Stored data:
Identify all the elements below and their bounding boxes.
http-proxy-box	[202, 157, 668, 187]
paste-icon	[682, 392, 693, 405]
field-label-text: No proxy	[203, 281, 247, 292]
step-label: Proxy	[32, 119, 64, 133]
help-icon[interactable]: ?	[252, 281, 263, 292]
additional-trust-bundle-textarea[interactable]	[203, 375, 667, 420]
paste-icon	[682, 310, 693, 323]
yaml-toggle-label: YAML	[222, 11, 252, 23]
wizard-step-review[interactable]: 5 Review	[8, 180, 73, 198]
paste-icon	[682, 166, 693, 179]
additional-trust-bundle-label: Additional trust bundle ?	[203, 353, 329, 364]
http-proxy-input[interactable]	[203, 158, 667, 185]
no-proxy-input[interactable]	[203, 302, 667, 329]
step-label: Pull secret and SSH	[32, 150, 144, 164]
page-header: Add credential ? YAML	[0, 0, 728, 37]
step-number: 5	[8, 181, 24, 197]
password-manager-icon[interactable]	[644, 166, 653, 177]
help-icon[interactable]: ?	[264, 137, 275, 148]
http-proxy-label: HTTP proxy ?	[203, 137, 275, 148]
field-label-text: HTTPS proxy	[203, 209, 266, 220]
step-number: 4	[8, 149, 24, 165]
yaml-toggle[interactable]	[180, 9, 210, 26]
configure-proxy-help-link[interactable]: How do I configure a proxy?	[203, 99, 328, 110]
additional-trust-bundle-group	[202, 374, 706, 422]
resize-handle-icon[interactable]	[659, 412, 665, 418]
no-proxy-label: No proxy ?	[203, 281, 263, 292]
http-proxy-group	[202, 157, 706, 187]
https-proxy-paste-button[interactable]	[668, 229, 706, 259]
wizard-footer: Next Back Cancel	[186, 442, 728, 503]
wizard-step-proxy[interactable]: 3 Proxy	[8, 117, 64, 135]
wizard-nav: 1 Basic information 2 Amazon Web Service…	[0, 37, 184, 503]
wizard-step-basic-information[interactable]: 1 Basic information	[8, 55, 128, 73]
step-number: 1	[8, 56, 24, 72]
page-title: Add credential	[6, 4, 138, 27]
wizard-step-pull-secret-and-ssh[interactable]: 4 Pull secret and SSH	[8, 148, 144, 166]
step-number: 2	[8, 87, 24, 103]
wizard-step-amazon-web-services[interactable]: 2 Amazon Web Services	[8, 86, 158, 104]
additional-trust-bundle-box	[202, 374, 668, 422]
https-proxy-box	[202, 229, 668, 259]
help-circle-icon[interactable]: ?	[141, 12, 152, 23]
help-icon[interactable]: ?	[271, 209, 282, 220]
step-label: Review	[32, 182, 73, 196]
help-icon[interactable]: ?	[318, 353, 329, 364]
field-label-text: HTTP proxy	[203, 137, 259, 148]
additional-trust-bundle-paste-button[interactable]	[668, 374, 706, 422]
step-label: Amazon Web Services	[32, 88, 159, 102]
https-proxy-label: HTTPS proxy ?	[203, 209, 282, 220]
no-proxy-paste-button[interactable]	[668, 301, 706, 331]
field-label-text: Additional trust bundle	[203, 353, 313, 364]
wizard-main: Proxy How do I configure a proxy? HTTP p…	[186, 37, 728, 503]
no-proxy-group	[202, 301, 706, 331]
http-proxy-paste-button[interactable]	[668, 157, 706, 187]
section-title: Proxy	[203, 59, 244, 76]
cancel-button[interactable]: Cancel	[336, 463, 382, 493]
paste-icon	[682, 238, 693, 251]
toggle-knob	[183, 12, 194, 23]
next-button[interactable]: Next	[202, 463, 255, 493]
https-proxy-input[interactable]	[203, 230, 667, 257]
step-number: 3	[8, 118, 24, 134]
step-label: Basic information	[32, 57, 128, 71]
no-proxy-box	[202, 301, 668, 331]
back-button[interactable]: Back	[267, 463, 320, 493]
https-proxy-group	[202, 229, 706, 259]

# THE REQUEST:
Reproduce the entire listing above verbatim, keeping every line in its original order.

# FINAL ANSWER:
Identify all the elements below and their bounding boxes.
http-proxy-box	[202, 157, 668, 187]
paste-icon	[682, 392, 693, 405]
field-label-text: No proxy	[203, 281, 247, 292]
step-label: Proxy	[32, 119, 64, 133]
help-icon[interactable]: ?	[252, 281, 263, 292]
additional-trust-bundle-textarea[interactable]	[203, 375, 667, 420]
paste-icon	[682, 310, 693, 323]
yaml-toggle-label: YAML	[222, 11, 252, 23]
wizard-step-review[interactable]: 5 Review	[8, 180, 73, 198]
paste-icon	[682, 166, 693, 179]
additional-trust-bundle-label: Additional trust bundle ?	[203, 353, 329, 364]
http-proxy-input[interactable]	[203, 158, 667, 185]
no-proxy-input[interactable]	[203, 302, 667, 329]
step-label: Pull secret and SSH	[32, 150, 144, 164]
page-header: Add credential ? YAML	[0, 0, 728, 37]
step-number: 5	[8, 181, 24, 197]
password-manager-icon[interactable]	[644, 166, 653, 177]
help-icon[interactable]: ?	[264, 137, 275, 148]
http-proxy-label: HTTP proxy ?	[203, 137, 275, 148]
field-label-text: HTTPS proxy	[203, 209, 266, 220]
step-number: 4	[8, 149, 24, 165]
yaml-toggle[interactable]	[180, 9, 210, 26]
configure-proxy-help-link[interactable]: How do I configure a proxy?	[203, 99, 328, 110]
additional-trust-bundle-group	[202, 374, 706, 422]
resize-handle-icon[interactable]	[659, 412, 665, 418]
no-proxy-label: No proxy ?	[203, 281, 263, 292]
http-proxy-group	[202, 157, 706, 187]
https-proxy-paste-button[interactable]	[668, 229, 706, 259]
wizard-footer: Next Back Cancel	[186, 442, 728, 503]
wizard-step-proxy[interactable]: 3 Proxy	[8, 117, 64, 135]
wizard-nav: 1 Basic information 2 Amazon Web Service…	[0, 37, 184, 503]
wizard-step-basic-information[interactable]: 1 Basic information	[8, 55, 128, 73]
step-number: 1	[8, 56, 24, 72]
page-title: Add credential	[6, 4, 138, 27]
wizard-step-pull-secret-and-ssh[interactable]: 4 Pull secret and SSH	[8, 148, 144, 166]
step-number: 2	[8, 87, 24, 103]
wizard-step-amazon-web-services[interactable]: 2 Amazon Web Services	[8, 86, 158, 104]
additional-trust-bundle-box	[202, 374, 668, 422]
https-proxy-box	[202, 229, 668, 259]
help-circle-icon[interactable]: ?	[141, 12, 152, 23]
help-icon[interactable]: ?	[271, 209, 282, 220]
step-label: Review	[32, 182, 73, 196]
help-icon[interactable]: ?	[318, 353, 329, 364]
field-label-text: HTTP proxy	[203, 137, 259, 148]
additional-trust-bundle-paste-button[interactable]	[668, 374, 706, 422]
step-label: Amazon Web Services	[32, 88, 159, 102]
https-proxy-label: HTTPS proxy ?	[203, 209, 282, 220]
no-proxy-paste-button[interactable]	[668, 301, 706, 331]
field-label-text: Additional trust bundle	[203, 353, 313, 364]
wizard-main: Proxy How do I configure a proxy? HTTP p…	[186, 37, 728, 503]
no-proxy-group	[202, 301, 706, 331]
http-proxy-paste-button[interactable]	[668, 157, 706, 187]
section-title: Proxy	[203, 59, 244, 76]
cancel-button[interactable]: Cancel	[336, 463, 382, 493]
paste-icon	[682, 238, 693, 251]
toggle-knob	[183, 12, 194, 23]
next-button[interactable]: Next	[202, 463, 255, 493]
https-proxy-input[interactable]	[203, 230, 667, 257]
step-number: 3	[8, 118, 24, 134]
step-label: Basic information	[32, 57, 128, 71]
no-proxy-box	[202, 301, 668, 331]
back-button[interactable]: Back	[267, 463, 320, 493]
https-proxy-group	[202, 229, 706, 259]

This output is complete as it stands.